Transcribe every line, keeping it exact.

[Dataset excerpts]
··········
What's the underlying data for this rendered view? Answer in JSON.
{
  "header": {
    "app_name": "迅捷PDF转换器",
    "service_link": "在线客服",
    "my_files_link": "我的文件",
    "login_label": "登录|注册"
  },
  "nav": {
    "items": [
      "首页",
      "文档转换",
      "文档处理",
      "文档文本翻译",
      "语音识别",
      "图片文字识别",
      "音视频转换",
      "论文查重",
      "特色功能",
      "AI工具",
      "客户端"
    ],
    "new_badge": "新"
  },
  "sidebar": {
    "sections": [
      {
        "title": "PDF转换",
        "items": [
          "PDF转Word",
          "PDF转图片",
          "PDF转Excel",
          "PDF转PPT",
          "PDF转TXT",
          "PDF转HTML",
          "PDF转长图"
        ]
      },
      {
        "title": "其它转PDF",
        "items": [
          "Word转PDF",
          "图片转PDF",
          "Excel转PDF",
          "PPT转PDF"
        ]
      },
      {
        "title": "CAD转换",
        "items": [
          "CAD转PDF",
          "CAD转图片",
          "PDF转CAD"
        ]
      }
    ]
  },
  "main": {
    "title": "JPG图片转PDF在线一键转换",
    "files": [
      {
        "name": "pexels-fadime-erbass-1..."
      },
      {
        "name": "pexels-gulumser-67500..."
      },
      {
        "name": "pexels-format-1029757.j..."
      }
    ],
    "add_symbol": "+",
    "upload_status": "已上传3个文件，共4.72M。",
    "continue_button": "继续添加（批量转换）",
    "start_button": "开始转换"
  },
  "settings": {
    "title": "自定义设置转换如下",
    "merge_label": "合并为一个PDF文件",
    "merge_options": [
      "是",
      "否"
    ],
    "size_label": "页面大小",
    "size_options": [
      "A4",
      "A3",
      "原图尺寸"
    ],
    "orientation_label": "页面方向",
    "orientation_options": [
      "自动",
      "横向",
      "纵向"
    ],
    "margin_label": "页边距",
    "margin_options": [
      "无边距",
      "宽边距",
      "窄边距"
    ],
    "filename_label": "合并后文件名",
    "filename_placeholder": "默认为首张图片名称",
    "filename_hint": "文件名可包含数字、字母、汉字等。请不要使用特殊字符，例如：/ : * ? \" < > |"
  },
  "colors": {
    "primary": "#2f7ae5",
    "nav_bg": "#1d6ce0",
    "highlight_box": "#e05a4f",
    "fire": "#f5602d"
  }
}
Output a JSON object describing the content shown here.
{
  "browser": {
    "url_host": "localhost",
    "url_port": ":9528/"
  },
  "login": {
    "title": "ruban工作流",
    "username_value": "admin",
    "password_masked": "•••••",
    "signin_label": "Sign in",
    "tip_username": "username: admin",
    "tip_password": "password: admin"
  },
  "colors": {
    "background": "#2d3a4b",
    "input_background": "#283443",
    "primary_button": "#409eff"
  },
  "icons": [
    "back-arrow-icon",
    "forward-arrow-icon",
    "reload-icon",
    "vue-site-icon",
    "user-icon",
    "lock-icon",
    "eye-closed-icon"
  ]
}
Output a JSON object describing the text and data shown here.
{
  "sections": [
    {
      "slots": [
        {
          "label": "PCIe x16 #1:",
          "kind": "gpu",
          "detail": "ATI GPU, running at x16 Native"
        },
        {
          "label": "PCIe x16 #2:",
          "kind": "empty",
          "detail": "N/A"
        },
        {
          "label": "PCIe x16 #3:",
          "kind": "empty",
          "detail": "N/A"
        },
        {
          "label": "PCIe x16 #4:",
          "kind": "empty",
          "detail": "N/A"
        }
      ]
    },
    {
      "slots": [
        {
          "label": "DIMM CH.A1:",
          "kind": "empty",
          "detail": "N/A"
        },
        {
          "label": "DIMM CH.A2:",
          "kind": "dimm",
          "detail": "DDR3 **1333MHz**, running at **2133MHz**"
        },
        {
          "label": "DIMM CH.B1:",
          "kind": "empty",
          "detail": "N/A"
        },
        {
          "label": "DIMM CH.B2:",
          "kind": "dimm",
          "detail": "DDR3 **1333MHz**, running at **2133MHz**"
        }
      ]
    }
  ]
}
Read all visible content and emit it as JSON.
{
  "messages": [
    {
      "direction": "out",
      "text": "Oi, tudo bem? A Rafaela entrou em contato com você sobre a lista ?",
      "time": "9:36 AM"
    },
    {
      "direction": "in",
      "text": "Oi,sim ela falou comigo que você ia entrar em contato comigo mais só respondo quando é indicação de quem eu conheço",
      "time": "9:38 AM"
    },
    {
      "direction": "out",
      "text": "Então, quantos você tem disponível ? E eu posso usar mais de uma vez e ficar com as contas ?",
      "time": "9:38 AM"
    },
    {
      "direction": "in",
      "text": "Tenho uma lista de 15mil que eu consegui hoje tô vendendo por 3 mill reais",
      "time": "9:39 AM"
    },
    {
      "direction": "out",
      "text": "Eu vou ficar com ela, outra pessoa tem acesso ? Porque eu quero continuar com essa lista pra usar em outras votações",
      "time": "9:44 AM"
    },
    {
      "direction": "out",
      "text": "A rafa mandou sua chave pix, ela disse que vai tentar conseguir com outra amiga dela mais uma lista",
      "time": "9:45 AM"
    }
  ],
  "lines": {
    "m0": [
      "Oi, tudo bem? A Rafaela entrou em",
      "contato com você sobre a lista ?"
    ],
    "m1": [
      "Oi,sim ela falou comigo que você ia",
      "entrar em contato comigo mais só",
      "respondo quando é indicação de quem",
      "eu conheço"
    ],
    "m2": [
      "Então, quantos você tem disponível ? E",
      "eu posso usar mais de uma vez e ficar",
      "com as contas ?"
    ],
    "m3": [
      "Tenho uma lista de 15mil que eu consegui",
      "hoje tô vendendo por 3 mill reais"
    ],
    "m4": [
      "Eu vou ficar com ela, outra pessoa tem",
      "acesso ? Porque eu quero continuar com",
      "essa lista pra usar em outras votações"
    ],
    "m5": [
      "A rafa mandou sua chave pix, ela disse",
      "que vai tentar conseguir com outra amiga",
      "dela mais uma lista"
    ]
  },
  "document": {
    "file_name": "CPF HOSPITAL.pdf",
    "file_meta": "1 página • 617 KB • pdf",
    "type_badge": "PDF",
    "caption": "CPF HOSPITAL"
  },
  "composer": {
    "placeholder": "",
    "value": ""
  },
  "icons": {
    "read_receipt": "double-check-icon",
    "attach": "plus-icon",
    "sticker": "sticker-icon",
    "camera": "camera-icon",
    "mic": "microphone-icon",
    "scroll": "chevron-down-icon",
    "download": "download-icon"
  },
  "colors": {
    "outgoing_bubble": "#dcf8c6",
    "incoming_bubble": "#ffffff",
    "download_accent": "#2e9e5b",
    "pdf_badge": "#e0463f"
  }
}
··········
RESPONSE TO THE EXERCISE
What's the underlying data for this rendered view? Answer in JSON.
{
  "header": {
    "app_name": "迅捷PDF转换器",
    "service_link": "在线客服",
    "my_files_link": "我的文件",
    "login_label": "登录|注册"
  },
  "nav": {
    "items": [
      "首页",
      "文档转换",
      "文档处理",
      "文档文本翻译",
      "语音识别",
      "图片文字识别",
      "音视频转换",
      "论文查重",
      "特色功能",
      "AI工具",
      "客户端"
    ],
    "new_badge": "新"
  },
  "sidebar": {
    "sections": [
      {
        "title": "PDF转换",
        "items": [
          "PDF转Word",
          "PDF转图片",
          "PDF转Excel",
          "PDF转PPT",
          "PDF转TXT",
          "PDF转HTML",
          "PDF转长图"
        ]
      },
      {
        "title": "其它转PDF",
        "items": [
          "Word转PDF",
          "图片转PDF",
          "Excel转PDF",
          "PPT转PDF"
        ]
      },
      {
        "title": "CAD转换",
        "items": [
          "CAD转PDF",
          "CAD转图片",
          "PDF转CAD"
        ]
      }
    ]
  },
  "main": {
    "title": "JPG图片转PDF在线一键转换",
    "files": [
      {
        "name": "pexels-fadime-erbass-1..."
      },
      {
        "name": "pexels-gulumser-67500..."
      },
      {
        "name": "pexels-format-1029757.j..."
      }
    ],
    "add_symbol": "+",
    "upload_status": "已上传3个文件，共4.72M。",
    "continue_button": "继续添加（批量转换）",
    "start_button": "开始转换"
  },
  "settings": {
    "title": "自定义设置转换如下",
    "merge_label": "合并为一个PDF文件",
    "merge_options": [
      "是",
      "否"
    ],
    "size_label": "页面大小",
    "size_options": [
      "A4",
      "A3",
      "原图尺寸"
    ],
    "orientation_label": "页面方向",
    "orientation_options": [
      "自动",
      "横向",
      "纵向"
    ],
    "margin_label": "页边距",
    "margin_options": [
      "无边距",
      "宽边距",
      "窄边距"
    ],
    "filename_label": "合并后文件名",
    "filename_placeholder": "默认为首张图片名称",
    "filename_hint": "文件名可包含数字、字母、汉字等。请不要使用特殊字符，例如：/ : * ? \" < > |"
  },
  "colors": {
    "primary": "#2f7ae5",
    "nav_bg": "#1d6ce0",
    "highlight_box": "#e05a4f",
    "fire": "#f5602d"
  }
}
Output a JSON object describing the content shown here.
{
  "browser": {
    "url_host": "localhost",
    "url_port": ":9528/"
  },
  "login": {
    "title": "ruban工作流",
    "username_value": "admin",
    "password_masked": "•••••",
    "signin_label": "Sign in",
    "tip_username": "username: admin",
    "tip_password": "password: admin"
  },
  "colors": {
    "background": "#2d3a4b",
    "input_background": "#283443",
    "primary_button": "#409eff"
  },
  "icons": [
    "back-arrow-icon",
    "forward-arrow-icon",
    "reload-icon",
    "vue-site-icon",
    "user-icon",
    "lock-icon",
    "eye-closed-icon"
  ]
}
Output a JSON object describing the text and data shown here.
{
  "sections": [
    {
      "slots": [
        {
          "label": "PCIe x16 #1:",
          "kind": "gpu",
          "detail": "ATI GPU, running at x16 Native"
        },
        {
          "label": "PCIe x16 #2:",
          "kind": "empty",
          "detail": "N/A"
        },
        {
          "label": "PCIe x16 #3:",
          "kind": "empty",
          "detail": "N/A"
        },
        {
          "label": "PCIe x16 #4:",
          "kind": "empty",
          "detail": "N/A"
        }
      ]
    },
    {
      "slots": [
        {
          "label": "DIMM CH.A1:",
          "kind": "empty",
          "detail": "N/A"
        },
        {
          "label": "DIMM CH.A2:",
          "kind": "dimm",
          "detail": "DDR3 **1333MHz**, running at **2133MHz**"
        },
        {
          "label": "DIMM CH.B1:",
          "kind": "empty",
          "detail": "N/A"
        },
        {
          "label": "DIMM CH.B2:",
          "kind": "dimm",
          "detail": "DDR3 **1333MHz**, running at **2133MHz**"
        }
      ]
    }
  ]
}
Read all visible content and emit it as JSON.
{
  "messages": [
    {
      "direction": "out",
      "text": "Oi, tudo bem? A Rafaela entrou em contato com você sobre a lista ?",
      "time": "9:36 AM"
    },
    {
      "direction": "in",
      "text": "Oi,sim ela falou comigo que você ia entrar em contato comigo mais só respondo quando é indicação de quem eu conheço",
      "time": "9:38 AM"
    },
    {
      "direction": "out",
      "text": "Então, quantos você tem disponível ? E eu posso usar mais de uma vez e ficar com as contas ?",
      "time": "9:38 AM"
    },
    {
      "direction": "in",
      "text": "Tenho uma lista de 15mil que eu consegui hoje tô vendendo por 3 mill reais",
      "time": "9:39 AM"
    },
    {
      "direction": "out",
      "text": "Eu vou ficar com ela, outra pessoa tem acesso ? Porque eu quero continuar com essa lista pra usar em outras votações",
      "time": "9:44 AM"
    },
    {
      "direction": "out",
      "text": "A rafa mandou sua chave pix, ela disse que vai tentar conseguir com outra amiga dela mais uma lista",
      "time": "9:45 AM"
    }
  ],
  "lines": {
    "m0": [
      "Oi, tudo bem? A Rafaela entrou em",
      "contato com você sobre a lista ?"
    ],
    "m1": [
      "Oi,sim ela falou comigo que você ia",
      "entrar em contato comigo mais só",
      "respondo quando é indicação de quem",
      "eu conheço"
    ],
    "m2": [
      "Então, quantos você tem disponível ? E",
      "eu posso usar mais de uma vez e ficar",
      "com as contas ?"
    ],
    "m3": [
      "Tenho uma lista de 15mil que eu consegui",
      "hoje tô vendendo por 3 mill reais"
    ],
    "m4": [
      "Eu vou ficar com ela, outra pessoa tem",
      "acesso ? Porque eu quero continuar com",
      "essa lista pra usar em outras votações"
    ],
    "m5": [
      "A rafa mandou sua chave pix, ela disse",
      "que vai tentar conseguir com outra amiga",
      "dela mais uma lista"
    ]
  },
  "document": {
    "file_name": "CPF HOSPITAL.pdf",
    "file_meta": "1 página • 617 KB • pdf",
    "type_badge": "PDF",
    "caption": "CPF HOSPITAL"
  },
  "composer": {
    "placeholder": "",
    "value": ""
  },
  "icons": {
    "read_receipt": "double-check-icon",
    "attach": "plus-icon",
    "sticker": "sticker-icon",
    "camera": "camera-icon",
    "mic": "microphone-icon",
    "scroll": "chevron-down-icon",
    "download": "download-icon"
  },
  "colors": {
    "outgoing_bubble": "#dcf8c6",
    "incoming_bubble": "#ffffff",
    "download_accent": "#2e9e5b",
    "pdf_badge": "#e0463f"
  }
}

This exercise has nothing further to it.